■ Stated exercise
Every record must be transcribed in its entirety, apart from the images, which are to be omitted.

## Begin Data

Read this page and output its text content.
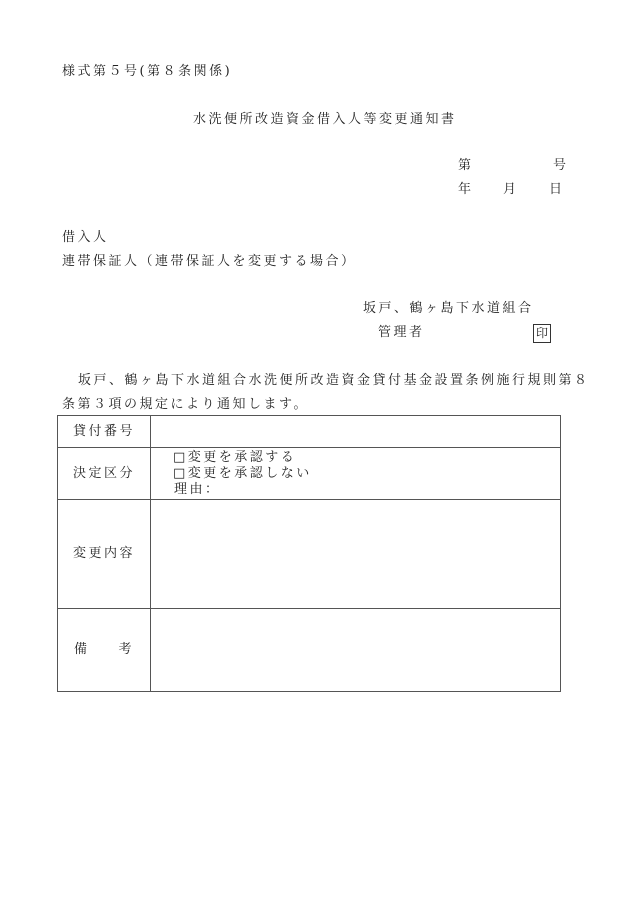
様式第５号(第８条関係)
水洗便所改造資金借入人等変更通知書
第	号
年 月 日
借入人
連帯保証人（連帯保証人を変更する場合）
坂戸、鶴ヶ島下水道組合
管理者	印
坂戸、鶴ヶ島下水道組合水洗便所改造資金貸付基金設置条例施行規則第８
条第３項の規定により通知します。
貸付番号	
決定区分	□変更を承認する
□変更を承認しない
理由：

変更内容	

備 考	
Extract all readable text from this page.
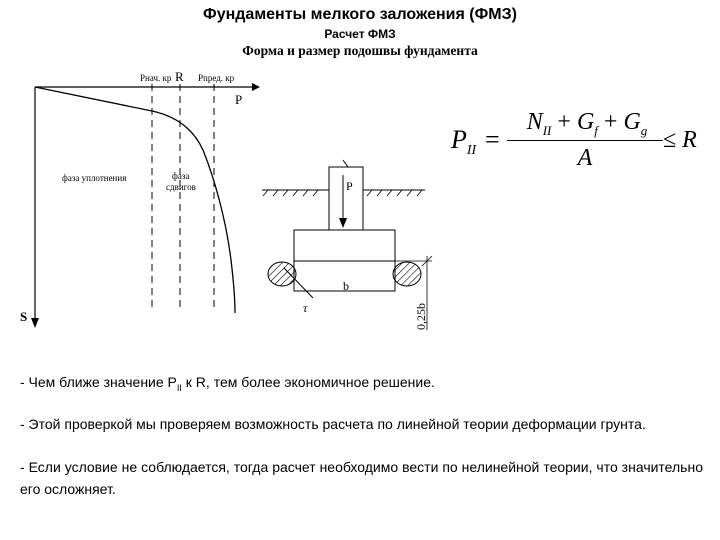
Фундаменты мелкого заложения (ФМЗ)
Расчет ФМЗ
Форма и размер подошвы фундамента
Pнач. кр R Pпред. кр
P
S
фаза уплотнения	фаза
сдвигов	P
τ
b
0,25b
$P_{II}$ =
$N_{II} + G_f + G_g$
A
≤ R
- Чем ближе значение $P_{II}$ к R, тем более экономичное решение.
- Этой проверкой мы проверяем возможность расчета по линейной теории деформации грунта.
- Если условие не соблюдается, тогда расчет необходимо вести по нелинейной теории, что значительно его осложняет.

## End Data

■ Full response
Read this page and output its text content.
様式第５号(第８条関係)
水洗便所改造資金借入人等変更通知書
第	号
年 月 日
借入人
連帯保証人（連帯保証人を変更する場合）
坂戸、鶴ヶ島下水道組合
管理者	印
坂戸、鶴ヶ島下水道組合水洗便所改造資金貸付基金設置条例施行規則第８
条第３項の規定により通知します。
貸付番号	
決定区分	□変更を承認する
□変更を承認しない
理由：

変更内容	

備 考	
Extract all readable text from this page.
Фундаменты мелкого заложения (ФМЗ)
Расчет ФМЗ
Форма и размер подошвы фундамента
Pнач. кр R Pпред. кр
P
S
фаза уплотнения	фаза
сдвигов	P
τ
b
0,25b
$P_{II}$ =
$N_{II} + G_f + G_g$
A
≤ R
- Чем ближе значение $P_{II}$ к R, тем более экономичное решение.
- Этой проверкой мы проверяем возможность расчета по линейной теории деформации грунта.
- Если условие не соблюдается, тогда расчет необходимо вести по нелинейной теории, что значительно его осложняет.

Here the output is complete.